◆ Exercise description
Go through the listing below and list every line with "تاریخ".

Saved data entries

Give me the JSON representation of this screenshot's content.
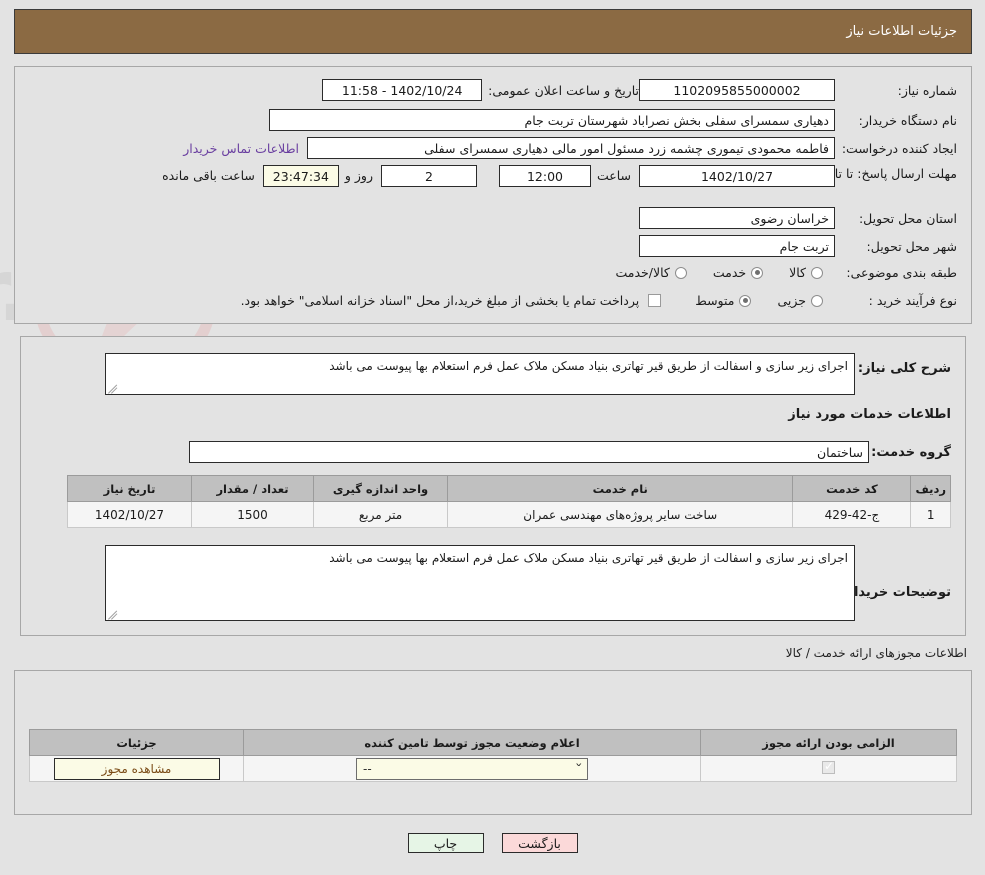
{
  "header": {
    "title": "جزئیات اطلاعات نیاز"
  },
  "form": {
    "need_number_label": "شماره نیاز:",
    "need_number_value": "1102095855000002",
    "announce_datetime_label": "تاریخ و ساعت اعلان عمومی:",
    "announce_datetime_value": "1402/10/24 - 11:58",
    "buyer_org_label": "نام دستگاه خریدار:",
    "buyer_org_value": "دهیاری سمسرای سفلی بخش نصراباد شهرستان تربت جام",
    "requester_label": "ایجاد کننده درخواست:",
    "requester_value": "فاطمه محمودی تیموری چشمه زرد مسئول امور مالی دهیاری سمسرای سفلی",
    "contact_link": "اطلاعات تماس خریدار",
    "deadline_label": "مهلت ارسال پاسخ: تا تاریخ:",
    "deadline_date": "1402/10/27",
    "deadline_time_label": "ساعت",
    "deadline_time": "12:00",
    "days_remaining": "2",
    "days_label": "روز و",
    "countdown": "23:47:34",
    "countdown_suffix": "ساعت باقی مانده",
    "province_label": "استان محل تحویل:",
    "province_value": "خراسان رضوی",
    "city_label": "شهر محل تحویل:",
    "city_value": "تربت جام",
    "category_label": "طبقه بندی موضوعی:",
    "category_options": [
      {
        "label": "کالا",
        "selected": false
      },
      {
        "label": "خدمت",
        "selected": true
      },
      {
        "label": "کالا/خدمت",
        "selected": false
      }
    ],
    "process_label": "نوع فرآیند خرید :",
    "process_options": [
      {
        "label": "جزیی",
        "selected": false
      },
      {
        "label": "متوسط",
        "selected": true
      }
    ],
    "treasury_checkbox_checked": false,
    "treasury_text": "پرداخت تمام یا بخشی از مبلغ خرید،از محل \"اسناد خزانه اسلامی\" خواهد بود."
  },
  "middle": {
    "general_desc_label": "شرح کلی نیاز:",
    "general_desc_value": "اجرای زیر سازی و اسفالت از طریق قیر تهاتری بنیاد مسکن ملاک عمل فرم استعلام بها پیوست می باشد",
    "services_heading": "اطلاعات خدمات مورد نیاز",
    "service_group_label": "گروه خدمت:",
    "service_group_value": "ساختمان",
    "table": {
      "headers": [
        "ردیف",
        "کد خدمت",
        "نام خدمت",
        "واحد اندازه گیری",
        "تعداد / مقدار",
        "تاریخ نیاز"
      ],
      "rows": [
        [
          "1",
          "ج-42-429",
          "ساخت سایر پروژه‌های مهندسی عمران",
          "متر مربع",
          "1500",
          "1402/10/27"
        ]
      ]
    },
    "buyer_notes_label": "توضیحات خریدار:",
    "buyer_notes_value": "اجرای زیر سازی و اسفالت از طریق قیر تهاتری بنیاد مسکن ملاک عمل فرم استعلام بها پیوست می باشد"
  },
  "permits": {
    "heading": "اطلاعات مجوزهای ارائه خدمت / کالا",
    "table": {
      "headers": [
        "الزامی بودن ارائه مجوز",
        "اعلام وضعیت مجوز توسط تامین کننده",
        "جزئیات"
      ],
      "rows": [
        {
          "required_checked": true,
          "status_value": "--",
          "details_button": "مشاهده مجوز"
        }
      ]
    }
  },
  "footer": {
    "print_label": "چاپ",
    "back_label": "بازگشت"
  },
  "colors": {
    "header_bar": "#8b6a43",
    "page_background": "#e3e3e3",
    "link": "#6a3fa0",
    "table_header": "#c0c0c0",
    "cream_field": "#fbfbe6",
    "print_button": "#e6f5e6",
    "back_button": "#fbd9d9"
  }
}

--

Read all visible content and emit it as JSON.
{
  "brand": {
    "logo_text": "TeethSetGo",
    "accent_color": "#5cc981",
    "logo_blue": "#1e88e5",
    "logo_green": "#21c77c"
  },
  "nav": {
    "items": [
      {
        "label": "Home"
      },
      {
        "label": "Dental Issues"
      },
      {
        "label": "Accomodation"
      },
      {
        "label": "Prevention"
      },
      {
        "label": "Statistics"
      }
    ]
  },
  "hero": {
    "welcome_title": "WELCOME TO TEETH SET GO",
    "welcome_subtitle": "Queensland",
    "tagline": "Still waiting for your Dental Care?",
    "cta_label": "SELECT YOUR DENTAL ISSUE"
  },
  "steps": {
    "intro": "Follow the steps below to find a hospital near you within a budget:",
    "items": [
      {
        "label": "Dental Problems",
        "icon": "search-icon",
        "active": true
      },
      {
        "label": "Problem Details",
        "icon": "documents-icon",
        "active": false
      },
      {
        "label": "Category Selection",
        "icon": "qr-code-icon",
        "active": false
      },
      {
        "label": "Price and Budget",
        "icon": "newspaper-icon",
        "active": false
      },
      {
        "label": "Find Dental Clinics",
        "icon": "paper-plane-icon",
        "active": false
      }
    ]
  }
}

--

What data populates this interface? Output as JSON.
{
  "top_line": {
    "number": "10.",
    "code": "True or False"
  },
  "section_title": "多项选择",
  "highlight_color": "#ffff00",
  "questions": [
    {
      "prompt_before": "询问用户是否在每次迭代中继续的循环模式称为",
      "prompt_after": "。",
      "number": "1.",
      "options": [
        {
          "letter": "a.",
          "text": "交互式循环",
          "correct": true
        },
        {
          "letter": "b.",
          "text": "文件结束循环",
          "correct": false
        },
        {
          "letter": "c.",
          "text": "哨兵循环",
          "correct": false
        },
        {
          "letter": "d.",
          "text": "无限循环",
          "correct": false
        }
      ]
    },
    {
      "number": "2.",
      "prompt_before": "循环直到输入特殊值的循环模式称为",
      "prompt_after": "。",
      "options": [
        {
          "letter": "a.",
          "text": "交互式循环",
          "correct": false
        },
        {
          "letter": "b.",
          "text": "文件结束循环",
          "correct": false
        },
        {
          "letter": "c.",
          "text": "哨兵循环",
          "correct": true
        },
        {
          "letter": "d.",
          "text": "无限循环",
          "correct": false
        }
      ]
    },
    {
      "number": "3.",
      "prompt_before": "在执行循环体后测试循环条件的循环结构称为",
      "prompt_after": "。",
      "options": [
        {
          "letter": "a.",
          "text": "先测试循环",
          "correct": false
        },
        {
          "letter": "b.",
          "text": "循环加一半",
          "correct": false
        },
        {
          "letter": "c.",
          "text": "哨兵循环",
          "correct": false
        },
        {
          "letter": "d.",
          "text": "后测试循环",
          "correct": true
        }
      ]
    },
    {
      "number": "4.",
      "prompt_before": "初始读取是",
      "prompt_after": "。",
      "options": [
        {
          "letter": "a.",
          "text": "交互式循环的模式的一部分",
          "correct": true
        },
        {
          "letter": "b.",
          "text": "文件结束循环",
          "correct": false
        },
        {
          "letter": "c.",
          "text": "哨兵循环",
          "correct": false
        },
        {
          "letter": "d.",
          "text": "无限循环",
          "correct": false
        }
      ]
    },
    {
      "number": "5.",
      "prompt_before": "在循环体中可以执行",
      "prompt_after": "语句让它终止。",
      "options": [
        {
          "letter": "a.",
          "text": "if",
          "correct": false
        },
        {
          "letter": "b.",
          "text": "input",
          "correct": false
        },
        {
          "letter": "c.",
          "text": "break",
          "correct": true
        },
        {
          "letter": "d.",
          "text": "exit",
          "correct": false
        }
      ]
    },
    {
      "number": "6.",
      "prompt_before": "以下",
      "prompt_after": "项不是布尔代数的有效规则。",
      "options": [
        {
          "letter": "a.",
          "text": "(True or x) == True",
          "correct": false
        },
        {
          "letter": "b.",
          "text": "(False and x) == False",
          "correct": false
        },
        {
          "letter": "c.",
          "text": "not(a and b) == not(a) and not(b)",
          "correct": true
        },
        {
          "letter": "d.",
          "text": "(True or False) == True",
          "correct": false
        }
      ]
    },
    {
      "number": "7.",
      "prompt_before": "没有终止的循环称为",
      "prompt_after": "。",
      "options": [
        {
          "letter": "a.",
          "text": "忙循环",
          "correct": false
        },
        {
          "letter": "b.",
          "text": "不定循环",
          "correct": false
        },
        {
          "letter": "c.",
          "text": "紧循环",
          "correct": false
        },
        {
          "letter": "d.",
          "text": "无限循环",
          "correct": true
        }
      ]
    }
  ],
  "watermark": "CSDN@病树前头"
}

◆ Result for this task
    "announce_datetime_label": "تاریخ و ساعت اعلان عمومی:",
    "deadline_label": "مهلت ارسال پاسخ: تا تاریخ:",
        "تاریخ نیاز"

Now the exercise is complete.